- Problem requirements
In the lines below, find how many contain the word "donde" and report that figure alone.

--- START OF Material for this task ---

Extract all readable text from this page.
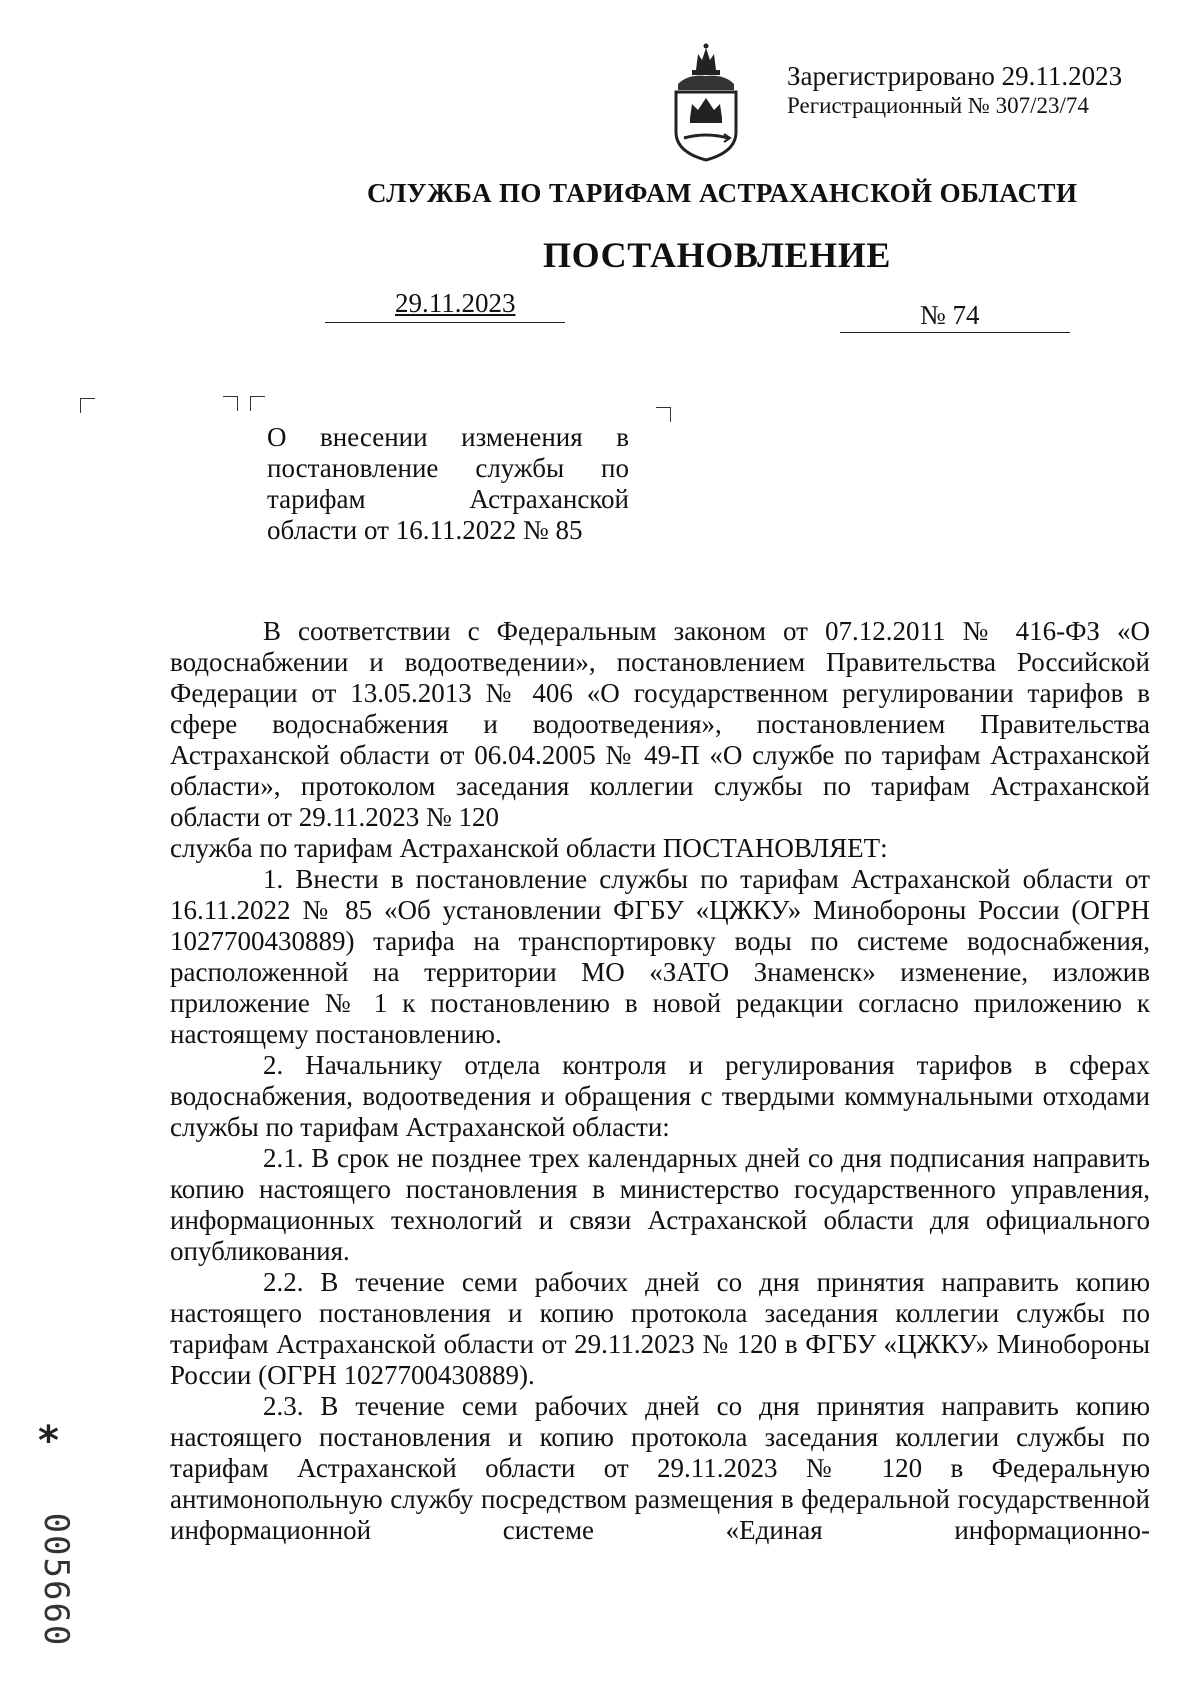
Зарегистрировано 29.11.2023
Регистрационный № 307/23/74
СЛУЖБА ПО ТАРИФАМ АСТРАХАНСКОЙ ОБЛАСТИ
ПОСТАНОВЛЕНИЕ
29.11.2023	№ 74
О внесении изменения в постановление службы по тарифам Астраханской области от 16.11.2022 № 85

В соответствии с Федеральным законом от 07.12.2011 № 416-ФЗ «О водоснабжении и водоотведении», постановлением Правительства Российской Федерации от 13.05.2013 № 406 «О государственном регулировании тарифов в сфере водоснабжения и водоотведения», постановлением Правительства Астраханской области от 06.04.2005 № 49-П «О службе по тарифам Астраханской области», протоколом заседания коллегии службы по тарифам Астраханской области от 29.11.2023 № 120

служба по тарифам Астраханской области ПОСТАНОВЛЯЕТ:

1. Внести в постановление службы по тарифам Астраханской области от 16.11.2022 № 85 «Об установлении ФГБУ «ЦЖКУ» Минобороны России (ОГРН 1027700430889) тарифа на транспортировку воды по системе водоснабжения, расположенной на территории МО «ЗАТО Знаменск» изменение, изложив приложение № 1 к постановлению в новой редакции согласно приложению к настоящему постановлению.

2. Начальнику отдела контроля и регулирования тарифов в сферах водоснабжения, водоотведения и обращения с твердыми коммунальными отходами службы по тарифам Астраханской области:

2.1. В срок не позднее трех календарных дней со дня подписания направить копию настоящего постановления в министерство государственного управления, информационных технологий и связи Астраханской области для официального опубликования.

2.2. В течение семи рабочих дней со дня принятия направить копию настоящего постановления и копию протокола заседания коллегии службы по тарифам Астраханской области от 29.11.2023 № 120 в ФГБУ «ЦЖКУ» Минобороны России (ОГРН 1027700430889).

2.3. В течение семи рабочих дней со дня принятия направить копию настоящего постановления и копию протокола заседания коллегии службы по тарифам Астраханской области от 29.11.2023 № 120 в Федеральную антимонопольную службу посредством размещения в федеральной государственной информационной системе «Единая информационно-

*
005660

--- END OF Material for this task ---
--- START OF Material for this task ---

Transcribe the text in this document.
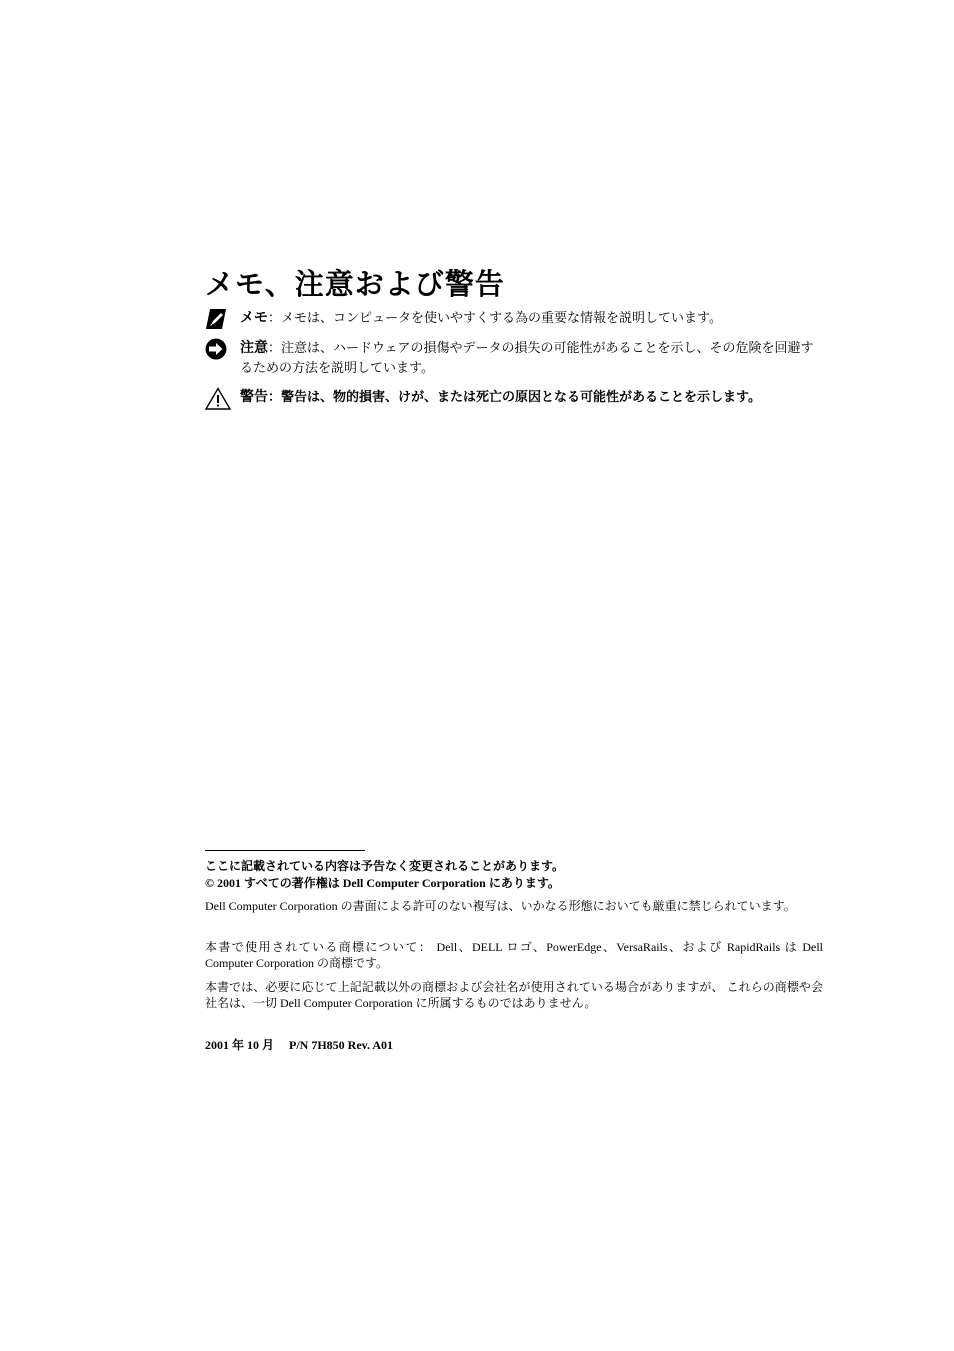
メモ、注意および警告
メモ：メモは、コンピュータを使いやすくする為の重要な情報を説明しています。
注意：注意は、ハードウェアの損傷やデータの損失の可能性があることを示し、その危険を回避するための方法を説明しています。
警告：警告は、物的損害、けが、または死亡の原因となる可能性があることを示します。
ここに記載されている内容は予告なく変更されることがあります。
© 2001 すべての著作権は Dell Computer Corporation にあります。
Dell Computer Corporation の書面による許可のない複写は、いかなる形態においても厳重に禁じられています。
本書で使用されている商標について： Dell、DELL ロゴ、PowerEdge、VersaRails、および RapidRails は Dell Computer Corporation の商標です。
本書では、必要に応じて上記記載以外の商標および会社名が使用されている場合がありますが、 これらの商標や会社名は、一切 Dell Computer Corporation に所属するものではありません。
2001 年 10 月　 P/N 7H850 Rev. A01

--- END OF Material for this task ---
--- START OF Material for this task ---

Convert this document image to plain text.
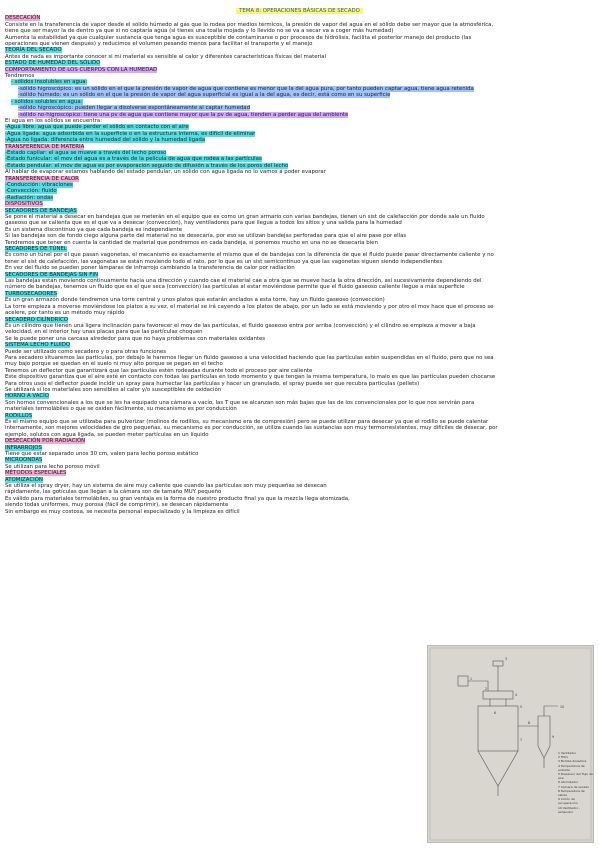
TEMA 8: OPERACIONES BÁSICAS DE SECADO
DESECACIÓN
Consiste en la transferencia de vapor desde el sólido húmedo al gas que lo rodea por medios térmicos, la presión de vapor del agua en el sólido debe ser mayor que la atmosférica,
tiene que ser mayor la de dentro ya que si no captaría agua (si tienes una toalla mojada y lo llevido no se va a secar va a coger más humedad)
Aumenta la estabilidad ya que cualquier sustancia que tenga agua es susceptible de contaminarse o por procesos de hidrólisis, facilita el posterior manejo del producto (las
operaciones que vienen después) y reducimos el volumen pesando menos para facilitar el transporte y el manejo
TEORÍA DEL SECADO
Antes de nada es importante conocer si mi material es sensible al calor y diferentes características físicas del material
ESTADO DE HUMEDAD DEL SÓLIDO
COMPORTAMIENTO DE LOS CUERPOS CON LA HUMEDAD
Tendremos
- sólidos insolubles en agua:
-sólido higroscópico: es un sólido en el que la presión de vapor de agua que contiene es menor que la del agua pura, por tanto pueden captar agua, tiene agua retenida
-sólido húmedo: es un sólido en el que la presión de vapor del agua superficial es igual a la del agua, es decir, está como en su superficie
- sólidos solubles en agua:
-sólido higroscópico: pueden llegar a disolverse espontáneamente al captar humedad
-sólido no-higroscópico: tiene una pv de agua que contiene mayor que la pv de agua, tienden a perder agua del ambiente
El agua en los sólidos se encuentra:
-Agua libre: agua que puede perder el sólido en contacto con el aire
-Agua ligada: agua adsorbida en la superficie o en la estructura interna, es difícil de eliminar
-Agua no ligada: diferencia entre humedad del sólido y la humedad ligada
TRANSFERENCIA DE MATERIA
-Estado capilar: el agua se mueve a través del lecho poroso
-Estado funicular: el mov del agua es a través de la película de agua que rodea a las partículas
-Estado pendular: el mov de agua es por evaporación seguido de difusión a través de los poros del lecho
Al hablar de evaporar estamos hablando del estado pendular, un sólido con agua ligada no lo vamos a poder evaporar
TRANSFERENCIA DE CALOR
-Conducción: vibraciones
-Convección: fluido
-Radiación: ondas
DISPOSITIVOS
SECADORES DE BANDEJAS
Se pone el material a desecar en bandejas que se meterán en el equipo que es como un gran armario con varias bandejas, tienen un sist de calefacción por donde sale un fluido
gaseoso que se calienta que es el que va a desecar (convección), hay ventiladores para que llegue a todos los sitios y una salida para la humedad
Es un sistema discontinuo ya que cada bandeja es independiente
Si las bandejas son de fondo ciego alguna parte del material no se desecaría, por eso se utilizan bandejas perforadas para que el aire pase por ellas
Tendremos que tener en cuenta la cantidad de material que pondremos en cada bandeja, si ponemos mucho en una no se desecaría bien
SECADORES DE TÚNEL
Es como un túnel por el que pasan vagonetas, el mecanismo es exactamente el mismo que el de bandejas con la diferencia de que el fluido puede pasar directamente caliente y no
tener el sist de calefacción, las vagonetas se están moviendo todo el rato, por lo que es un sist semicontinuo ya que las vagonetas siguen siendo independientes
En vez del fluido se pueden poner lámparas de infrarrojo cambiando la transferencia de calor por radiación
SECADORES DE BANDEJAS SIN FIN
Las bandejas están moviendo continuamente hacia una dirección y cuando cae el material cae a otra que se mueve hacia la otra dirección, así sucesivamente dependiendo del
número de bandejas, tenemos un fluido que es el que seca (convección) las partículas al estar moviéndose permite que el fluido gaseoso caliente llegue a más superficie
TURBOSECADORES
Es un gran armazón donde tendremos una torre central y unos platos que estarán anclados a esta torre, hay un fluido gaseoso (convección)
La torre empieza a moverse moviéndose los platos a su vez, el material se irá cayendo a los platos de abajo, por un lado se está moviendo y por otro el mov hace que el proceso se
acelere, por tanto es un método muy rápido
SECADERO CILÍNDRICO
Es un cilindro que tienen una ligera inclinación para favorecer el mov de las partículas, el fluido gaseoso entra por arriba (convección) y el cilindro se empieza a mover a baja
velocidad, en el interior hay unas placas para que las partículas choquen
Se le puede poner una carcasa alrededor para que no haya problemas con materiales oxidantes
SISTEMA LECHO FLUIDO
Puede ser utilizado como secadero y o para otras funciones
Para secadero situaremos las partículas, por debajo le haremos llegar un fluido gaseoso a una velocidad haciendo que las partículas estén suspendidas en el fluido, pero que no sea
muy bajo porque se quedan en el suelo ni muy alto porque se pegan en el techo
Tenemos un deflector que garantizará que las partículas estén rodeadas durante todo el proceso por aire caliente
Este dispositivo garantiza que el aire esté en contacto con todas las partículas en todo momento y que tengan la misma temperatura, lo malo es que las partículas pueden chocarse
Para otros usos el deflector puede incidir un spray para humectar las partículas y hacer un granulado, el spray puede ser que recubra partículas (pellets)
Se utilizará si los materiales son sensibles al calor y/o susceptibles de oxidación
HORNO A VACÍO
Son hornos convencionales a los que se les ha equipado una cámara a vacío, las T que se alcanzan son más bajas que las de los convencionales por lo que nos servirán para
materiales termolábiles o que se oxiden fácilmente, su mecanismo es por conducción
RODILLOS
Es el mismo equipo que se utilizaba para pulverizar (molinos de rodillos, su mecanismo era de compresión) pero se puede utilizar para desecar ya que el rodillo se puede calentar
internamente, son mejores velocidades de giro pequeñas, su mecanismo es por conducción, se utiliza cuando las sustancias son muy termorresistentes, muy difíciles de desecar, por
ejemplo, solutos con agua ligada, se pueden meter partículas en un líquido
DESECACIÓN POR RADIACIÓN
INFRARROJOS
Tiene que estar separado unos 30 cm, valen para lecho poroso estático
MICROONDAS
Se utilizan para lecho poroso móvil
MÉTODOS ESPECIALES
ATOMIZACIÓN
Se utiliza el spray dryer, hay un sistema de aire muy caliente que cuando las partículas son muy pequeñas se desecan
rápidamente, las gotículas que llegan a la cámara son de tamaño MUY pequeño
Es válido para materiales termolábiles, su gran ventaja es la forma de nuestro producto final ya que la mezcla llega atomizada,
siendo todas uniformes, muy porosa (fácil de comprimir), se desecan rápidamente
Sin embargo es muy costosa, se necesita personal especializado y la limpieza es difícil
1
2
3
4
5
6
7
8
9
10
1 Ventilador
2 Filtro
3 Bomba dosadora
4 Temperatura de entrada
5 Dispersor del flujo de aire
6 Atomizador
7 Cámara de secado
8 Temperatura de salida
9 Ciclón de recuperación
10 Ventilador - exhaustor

--- END OF Material for this task ---

- Exercise response
2